Instruction -
Reproduce the listing word for word, leaving every picture behind.

------ Working data ------

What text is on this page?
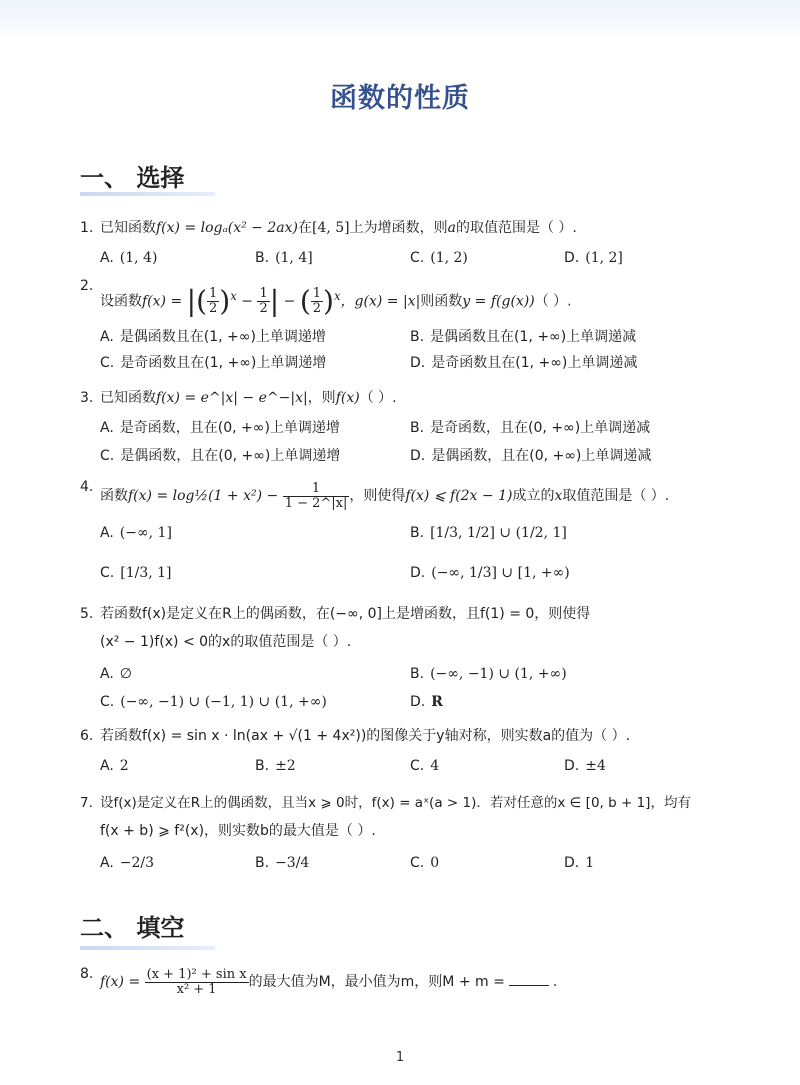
函数的性质
一、 选择
1. 已知函数f(x) = logₐ(x² − 2ax)在[4, 5]上为增函数，则a的取值范围是（ ）.
A. (1, 4)	B. (1, 4]	C. (1, 2)	D. (1, 2]
2.
设函数f(x) = |( $\frac{1}{2} )^x - \frac{1}{2}$ | − ( $\frac{1}{2} )^x$，g(x) = |x|则函数y = f(g(x))（ ）.
A. 是偶函数且在(1, +∞)上单调递增	B. 是偶函数且在(1, +∞)上单调递减
C. 是奇函数且在(1, +∞)上单调递增	D. 是奇函数且在(1, +∞)上单调递减
3. 已知函数f(x) = e^|x| − e^−|x|，则f(x)（ ）.
A. 是奇函数，且在(0, +∞)上单调递增	B. 是奇函数，且在(0, +∞)上单调递减
C. 是偶函数，且在(0, +∞)上单调递增	D. 是偶函数，且在(0, +∞)上单调递减
4.
函数f(x) = log½(1 + $x^2) - \frac{1}{1 - 2\^{}|x|}$ ，则使得f(x) ⩽ f(2x − 1)成立的x取值范围是（ ）.
A. (−∞, 1]	B. [1/3, 1/2] ∪ (1/2, 1]
C. [1/3, 1]	D. (−∞, 1/3] ∪ [1, +∞)
5. 若函数f(x)是定义在R上的偶函数，在(−∞, 0]上是增函数，且f(1) = 0，则使得
(x² − 1)f(x) < 0的x的取值范围是（ ）.
A. ∅	B. (−∞, −1) ∪ (1, +∞)
C. (−∞, −1) ∪ (−1, 1) ∪ (1, +∞)	D. R
6. 若函数f(x) = sin x · ln(ax + √(1 + 4x²))的图像关于y轴对称，则实数a的值为（ ）.
A. 2	B. ±2	C. 4	D. ±4
7. 设f(x)是定义在R上的偶函数，且当x ⩾ 0时，f(x) = aˣ(a > 1)．若对任意的x ∈ [0, b + 1]，均有
f(x + b) ⩾ f²(x)，则实数b的最大值是（ ）.
A. −2/3	B. −3/4	C. 0	D. 1
二、 填空
8. $f(x) = \frac{\text{(x + 1)² + sin x}}{\text{x² + 1}}$ 的最大值为M，最小值为m，则M + m =	.
1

------

Result for this exercise -
What text is on this page?
函数的性质
一、 选择
1. 已知函数f(x) = logₐ(x² − 2ax)在[4, 5]上为增函数，则a的取值范围是（ ）.
A. (1, 4)	B. (1, 4]	C. (1, 2)	D. (1, 2]
2.
设函数f(x) = |( $\frac{1}{2} )^x - \frac{1}{2}$ | − ( $\frac{1}{2} )^x$，g(x) = |x|则函数y = f(g(x))（ ）.
A. 是偶函数且在(1, +∞)上单调递增	B. 是偶函数且在(1, +∞)上单调递减
C. 是奇函数且在(1, +∞)上单调递增	D. 是奇函数且在(1, +∞)上单调递减
3. 已知函数f(x) = e^|x| − e^−|x|，则f(x)（ ）.
A. 是奇函数，且在(0, +∞)上单调递增	B. 是奇函数，且在(0, +∞)上单调递减
C. 是偶函数，且在(0, +∞)上单调递增	D. 是偶函数，且在(0, +∞)上单调递减
4.
函数f(x) = log½(1 + $x^2) - \frac{1}{1 - 2\^{}|x|}$ ，则使得f(x) ⩽ f(2x − 1)成立的x取值范围是（ ）.
A. (−∞, 1]	B. [1/3, 1/2] ∪ (1/2, 1]
C. [1/3, 1]	D. (−∞, 1/3] ∪ [1, +∞)
5. 若函数f(x)是定义在R上的偶函数，在(−∞, 0]上是增函数，且f(1) = 0，则使得
(x² − 1)f(x) < 0的x的取值范围是（ ）.
A. ∅	B. (−∞, −1) ∪ (1, +∞)
C. (−∞, −1) ∪ (−1, 1) ∪ (1, +∞)	D. R
6. 若函数f(x) = sin x · ln(ax + √(1 + 4x²))的图像关于y轴对称，则实数a的值为（ ）.
A. 2	B. ±2	C. 4	D. ±4
7. 设f(x)是定义在R上的偶函数，且当x ⩾ 0时，f(x) = aˣ(a > 1)．若对任意的x ∈ [0, b + 1]，均有
f(x + b) ⩾ f²(x)，则实数b的最大值是（ ）.
A. −2/3	B. −3/4	C. 0	D. 1
二、 填空
8. $f(x) = \frac{\text{(x + 1)² + sin x}}{\text{x² + 1}}$ 的最大值为M，最小值为m，则M + m =	.
1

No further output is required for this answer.